■ **INFORMATION SUPPLIED**:
--------------------------------------------------

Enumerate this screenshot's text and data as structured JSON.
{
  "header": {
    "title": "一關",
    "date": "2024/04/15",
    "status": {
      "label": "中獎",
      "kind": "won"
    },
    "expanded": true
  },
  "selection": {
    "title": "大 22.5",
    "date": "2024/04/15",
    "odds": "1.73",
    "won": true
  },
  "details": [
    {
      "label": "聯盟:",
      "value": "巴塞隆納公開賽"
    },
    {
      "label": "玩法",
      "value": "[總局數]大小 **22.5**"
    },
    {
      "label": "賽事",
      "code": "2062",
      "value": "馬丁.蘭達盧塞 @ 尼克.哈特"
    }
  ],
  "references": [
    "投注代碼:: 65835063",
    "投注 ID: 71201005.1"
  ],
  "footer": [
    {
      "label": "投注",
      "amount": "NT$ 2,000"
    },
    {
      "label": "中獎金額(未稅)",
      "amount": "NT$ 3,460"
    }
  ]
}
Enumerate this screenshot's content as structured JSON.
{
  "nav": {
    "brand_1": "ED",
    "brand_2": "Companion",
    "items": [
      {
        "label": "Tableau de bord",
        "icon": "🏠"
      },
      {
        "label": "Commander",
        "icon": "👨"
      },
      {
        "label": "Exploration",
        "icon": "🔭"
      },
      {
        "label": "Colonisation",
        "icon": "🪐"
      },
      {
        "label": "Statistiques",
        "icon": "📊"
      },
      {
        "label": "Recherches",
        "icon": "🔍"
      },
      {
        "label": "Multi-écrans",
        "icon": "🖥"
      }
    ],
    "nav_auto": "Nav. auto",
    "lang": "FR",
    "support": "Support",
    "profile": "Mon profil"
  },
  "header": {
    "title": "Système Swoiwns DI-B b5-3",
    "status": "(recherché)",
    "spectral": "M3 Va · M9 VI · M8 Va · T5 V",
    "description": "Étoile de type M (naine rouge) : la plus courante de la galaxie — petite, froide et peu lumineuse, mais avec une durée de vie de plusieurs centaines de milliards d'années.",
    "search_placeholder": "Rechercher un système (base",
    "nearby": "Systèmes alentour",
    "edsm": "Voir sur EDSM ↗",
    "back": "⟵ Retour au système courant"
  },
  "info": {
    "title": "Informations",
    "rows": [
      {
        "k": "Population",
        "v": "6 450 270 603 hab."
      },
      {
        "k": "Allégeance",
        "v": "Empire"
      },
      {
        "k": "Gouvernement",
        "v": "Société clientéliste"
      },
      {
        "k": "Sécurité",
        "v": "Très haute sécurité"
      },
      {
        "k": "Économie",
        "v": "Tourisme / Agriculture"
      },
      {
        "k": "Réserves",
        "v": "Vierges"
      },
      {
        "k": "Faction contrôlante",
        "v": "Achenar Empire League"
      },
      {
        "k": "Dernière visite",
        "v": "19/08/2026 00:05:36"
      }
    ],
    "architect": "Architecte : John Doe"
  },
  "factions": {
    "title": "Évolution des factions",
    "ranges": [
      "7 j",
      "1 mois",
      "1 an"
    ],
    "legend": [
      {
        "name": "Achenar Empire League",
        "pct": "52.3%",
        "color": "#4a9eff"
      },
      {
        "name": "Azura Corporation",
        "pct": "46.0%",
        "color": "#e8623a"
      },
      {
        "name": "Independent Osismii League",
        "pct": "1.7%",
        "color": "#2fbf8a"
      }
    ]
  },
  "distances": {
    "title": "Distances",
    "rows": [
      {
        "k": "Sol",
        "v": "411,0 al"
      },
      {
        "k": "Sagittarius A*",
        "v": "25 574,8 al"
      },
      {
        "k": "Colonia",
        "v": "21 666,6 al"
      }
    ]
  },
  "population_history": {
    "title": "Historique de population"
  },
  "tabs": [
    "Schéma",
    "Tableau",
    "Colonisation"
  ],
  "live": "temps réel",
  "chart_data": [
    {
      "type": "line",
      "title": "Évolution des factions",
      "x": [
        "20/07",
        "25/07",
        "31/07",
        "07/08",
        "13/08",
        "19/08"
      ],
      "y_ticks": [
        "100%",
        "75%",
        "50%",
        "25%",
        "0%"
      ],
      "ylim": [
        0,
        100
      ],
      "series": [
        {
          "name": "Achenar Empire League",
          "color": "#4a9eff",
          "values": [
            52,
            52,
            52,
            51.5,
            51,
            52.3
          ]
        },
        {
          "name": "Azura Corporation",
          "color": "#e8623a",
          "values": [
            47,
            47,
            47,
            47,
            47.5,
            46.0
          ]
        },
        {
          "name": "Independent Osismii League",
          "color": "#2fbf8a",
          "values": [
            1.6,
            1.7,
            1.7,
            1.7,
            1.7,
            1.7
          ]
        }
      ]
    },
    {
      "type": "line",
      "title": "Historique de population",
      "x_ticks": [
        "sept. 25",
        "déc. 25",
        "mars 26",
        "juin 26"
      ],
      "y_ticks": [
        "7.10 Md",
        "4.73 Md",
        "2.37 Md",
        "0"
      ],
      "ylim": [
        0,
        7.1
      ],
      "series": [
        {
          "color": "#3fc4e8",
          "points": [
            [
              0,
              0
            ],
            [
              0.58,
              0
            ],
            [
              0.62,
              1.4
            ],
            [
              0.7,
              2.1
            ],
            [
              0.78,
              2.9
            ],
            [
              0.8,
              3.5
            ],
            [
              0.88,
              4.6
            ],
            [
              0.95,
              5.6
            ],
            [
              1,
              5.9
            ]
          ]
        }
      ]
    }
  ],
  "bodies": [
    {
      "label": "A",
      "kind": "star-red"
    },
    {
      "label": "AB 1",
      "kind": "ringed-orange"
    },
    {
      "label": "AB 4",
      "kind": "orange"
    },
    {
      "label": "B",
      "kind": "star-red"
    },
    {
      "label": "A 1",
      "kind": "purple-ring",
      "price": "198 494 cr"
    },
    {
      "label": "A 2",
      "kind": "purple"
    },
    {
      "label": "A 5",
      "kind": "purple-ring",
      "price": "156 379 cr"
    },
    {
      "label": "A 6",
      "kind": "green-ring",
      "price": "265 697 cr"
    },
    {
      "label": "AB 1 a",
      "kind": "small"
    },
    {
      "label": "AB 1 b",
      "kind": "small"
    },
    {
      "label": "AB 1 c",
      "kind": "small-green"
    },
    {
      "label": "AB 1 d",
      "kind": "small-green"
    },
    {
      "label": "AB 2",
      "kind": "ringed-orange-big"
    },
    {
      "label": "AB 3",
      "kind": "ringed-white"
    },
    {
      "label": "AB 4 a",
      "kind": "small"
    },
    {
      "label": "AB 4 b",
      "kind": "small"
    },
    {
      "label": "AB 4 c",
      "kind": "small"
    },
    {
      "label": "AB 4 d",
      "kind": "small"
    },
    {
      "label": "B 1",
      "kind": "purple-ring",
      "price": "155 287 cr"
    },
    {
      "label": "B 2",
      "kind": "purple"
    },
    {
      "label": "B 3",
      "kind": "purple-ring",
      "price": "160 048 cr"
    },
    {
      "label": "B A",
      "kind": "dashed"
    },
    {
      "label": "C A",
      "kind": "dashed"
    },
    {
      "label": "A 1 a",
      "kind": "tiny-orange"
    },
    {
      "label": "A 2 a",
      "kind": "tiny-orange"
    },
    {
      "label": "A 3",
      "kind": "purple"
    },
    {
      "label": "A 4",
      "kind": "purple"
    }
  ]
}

--------------------------------------------------

■ **WHAT TO PRODUCE**: Copy out each line of the data where the string "Historique" appears.

■ **SOLUTION BELOW**:
    "title": "Historique de population"
      "title": "Historique de population",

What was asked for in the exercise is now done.